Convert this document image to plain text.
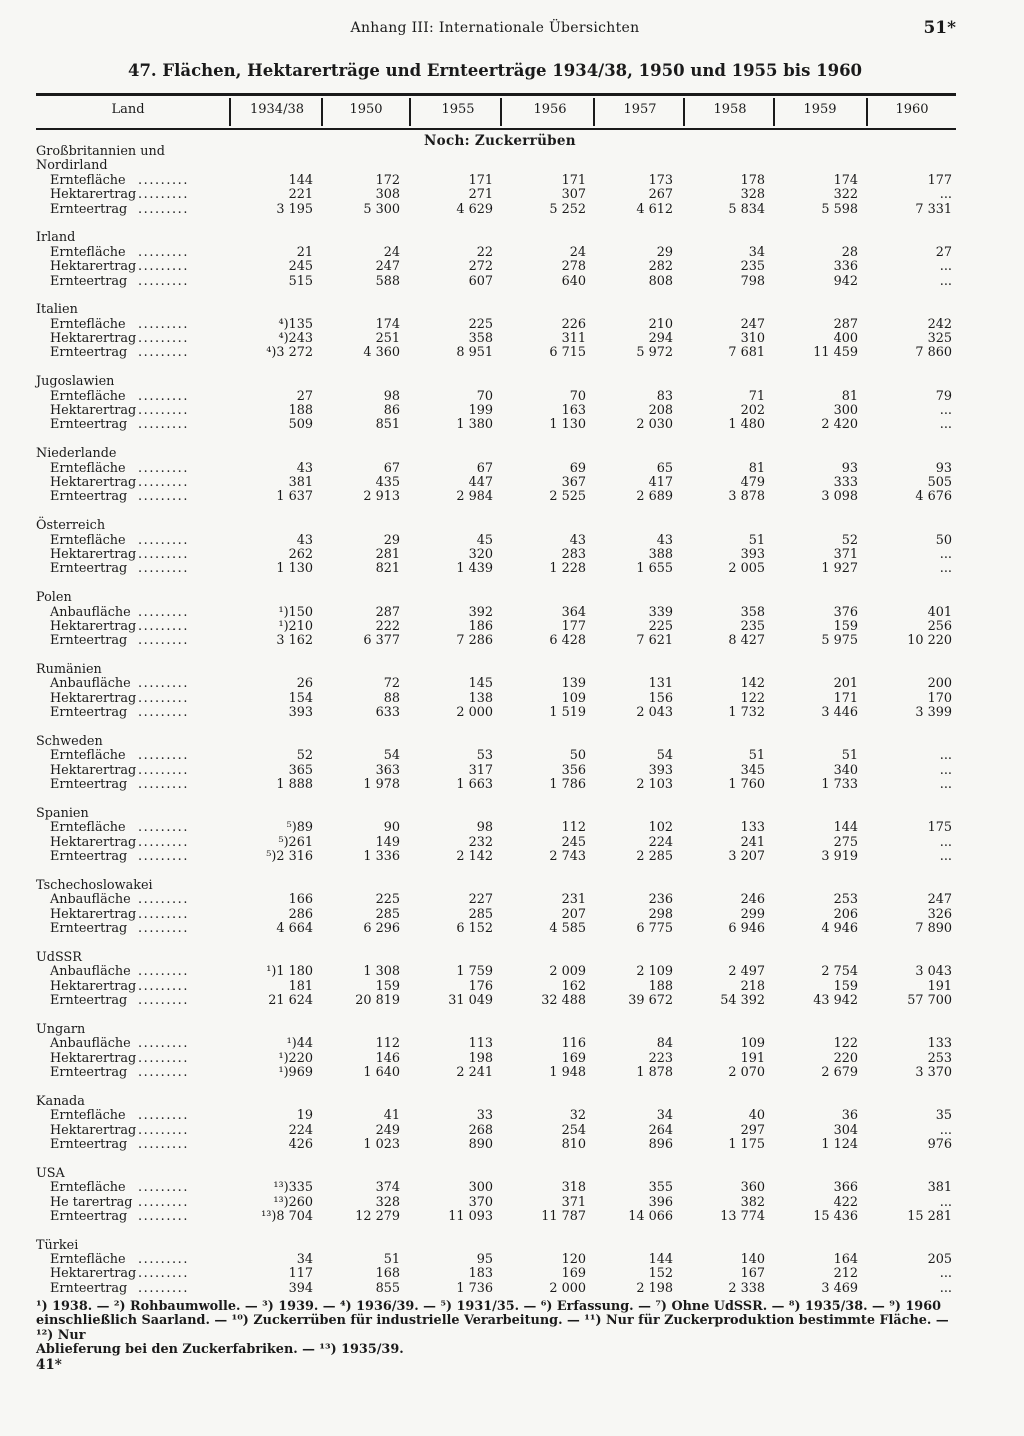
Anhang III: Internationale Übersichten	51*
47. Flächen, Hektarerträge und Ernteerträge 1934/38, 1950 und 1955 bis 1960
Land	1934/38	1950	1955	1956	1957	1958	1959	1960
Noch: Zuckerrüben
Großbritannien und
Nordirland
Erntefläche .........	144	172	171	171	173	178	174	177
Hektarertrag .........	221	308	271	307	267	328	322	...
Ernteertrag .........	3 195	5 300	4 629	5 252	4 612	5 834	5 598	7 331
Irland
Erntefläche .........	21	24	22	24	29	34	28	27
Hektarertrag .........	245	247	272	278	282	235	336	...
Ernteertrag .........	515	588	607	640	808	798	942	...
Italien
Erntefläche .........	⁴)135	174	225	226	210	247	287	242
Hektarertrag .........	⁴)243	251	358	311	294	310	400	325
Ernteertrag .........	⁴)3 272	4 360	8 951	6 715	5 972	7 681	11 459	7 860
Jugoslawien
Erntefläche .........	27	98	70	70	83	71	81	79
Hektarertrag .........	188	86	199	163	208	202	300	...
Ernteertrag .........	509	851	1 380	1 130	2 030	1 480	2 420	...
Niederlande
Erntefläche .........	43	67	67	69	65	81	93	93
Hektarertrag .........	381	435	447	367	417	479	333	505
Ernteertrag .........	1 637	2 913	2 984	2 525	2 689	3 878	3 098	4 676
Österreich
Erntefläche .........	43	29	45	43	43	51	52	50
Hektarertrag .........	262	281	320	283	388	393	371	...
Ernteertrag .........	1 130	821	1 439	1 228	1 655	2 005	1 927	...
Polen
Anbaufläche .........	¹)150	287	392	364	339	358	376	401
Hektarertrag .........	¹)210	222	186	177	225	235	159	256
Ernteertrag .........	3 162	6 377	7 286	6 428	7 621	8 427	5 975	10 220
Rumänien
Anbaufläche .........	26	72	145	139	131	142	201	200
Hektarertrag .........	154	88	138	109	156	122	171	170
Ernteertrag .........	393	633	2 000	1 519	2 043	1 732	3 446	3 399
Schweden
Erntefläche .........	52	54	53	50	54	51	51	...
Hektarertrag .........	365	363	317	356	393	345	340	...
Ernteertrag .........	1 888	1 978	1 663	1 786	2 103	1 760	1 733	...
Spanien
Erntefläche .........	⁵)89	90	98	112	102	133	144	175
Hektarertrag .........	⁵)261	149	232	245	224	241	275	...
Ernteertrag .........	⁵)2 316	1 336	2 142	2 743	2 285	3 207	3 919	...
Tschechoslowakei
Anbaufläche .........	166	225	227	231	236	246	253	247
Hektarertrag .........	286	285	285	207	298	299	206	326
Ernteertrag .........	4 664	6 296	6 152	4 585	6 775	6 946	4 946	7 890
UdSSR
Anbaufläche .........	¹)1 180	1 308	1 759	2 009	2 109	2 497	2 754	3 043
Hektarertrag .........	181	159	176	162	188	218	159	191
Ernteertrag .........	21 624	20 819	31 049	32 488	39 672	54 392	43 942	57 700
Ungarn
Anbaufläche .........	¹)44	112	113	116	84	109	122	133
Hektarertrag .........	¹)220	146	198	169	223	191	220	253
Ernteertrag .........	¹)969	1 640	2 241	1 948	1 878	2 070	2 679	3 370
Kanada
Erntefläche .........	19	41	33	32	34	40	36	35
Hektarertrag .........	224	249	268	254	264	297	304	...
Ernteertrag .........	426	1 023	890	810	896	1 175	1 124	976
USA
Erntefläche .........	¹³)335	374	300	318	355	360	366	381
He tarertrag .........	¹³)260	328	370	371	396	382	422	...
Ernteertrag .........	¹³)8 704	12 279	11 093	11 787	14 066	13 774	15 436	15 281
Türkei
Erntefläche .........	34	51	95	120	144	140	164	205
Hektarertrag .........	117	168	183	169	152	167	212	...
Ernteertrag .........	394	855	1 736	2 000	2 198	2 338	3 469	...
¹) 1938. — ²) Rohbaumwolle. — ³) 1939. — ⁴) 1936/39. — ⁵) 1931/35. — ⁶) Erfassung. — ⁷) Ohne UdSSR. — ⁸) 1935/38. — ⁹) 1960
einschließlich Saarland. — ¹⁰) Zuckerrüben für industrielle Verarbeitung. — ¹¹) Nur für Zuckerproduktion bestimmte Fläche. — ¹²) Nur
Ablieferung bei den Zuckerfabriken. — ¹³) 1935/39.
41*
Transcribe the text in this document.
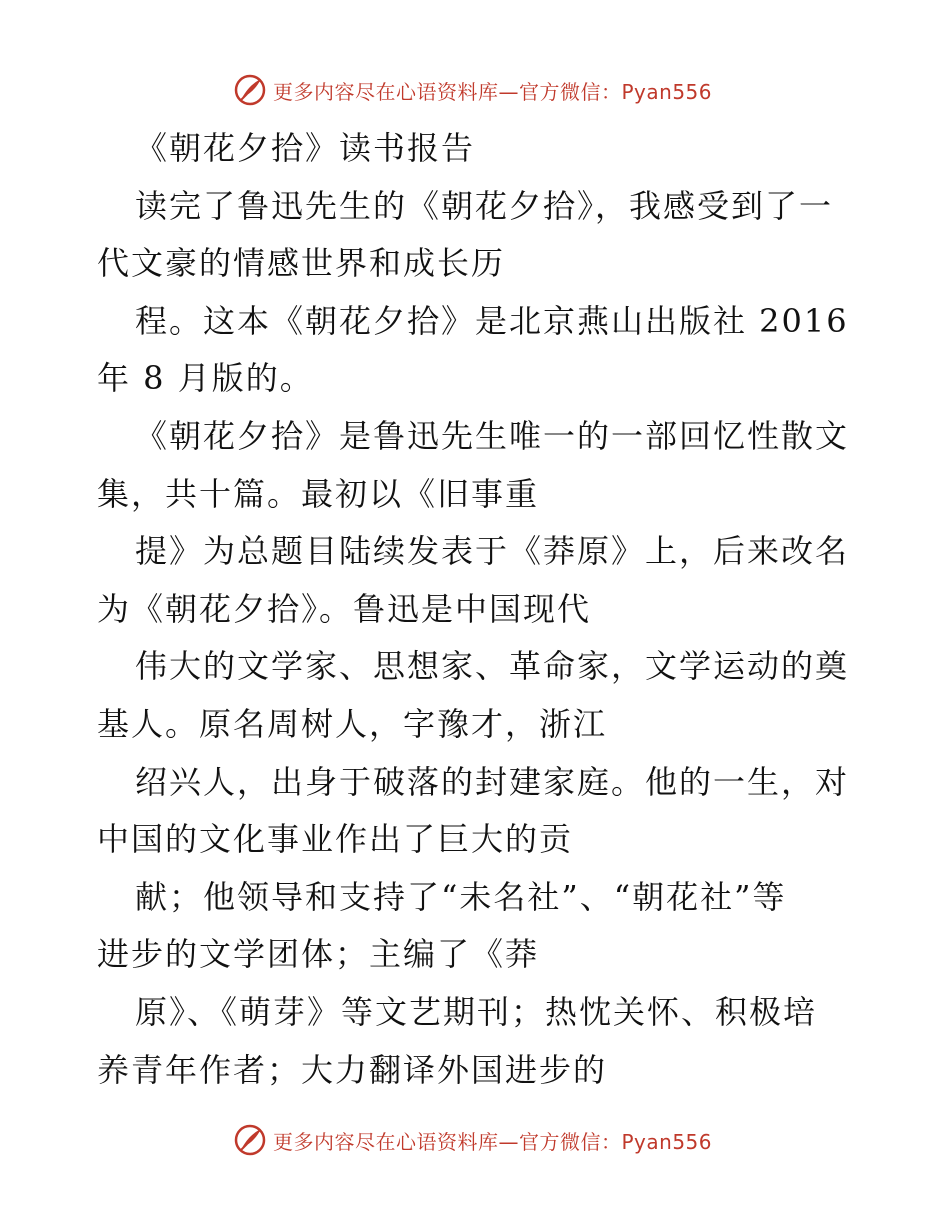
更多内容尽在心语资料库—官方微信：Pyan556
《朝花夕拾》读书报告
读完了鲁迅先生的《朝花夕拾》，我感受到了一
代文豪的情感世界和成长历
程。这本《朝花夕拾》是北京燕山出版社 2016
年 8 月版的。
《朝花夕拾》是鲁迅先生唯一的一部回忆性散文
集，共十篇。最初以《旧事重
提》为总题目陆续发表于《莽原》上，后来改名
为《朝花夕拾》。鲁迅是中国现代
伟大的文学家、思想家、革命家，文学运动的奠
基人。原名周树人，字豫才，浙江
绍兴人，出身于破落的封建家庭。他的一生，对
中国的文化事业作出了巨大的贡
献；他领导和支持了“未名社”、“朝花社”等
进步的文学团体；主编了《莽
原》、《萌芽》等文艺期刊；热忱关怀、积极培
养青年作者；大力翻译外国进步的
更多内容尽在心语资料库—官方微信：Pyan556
——
## Problem
Write out the lines of the listing from the one that holds "Transcribe the text in this document." to the very last line, both included, exactly as they appear and without any pictures.

## Solved exercise
Transcribe the text in this document.
更多内容尽在心语资料库—官方微信：Pyan556
《朝花夕拾》读书报告
读完了鲁迅先生的《朝花夕拾》，我感受到了一
代文豪的情感世界和成长历
程。这本《朝花夕拾》是北京燕山出版社 2016
年 8 月版的。
《朝花夕拾》是鲁迅先生唯一的一部回忆性散文
集，共十篇。最初以《旧事重
提》为总题目陆续发表于《莽原》上，后来改名
为《朝花夕拾》。鲁迅是中国现代
伟大的文学家、思想家、革命家，文学运动的奠
基人。原名周树人，字豫才，浙江
绍兴人，出身于破落的封建家庭。他的一生，对
中国的文化事业作出了巨大的贡
献；他领导和支持了“未名社”、“朝花社”等
进步的文学团体；主编了《莽
原》、《萌芽》等文艺期刊；热忱关怀、积极培
养青年作者；大力翻译外国进步的
更多内容尽在心语资料库—官方微信：Pyan556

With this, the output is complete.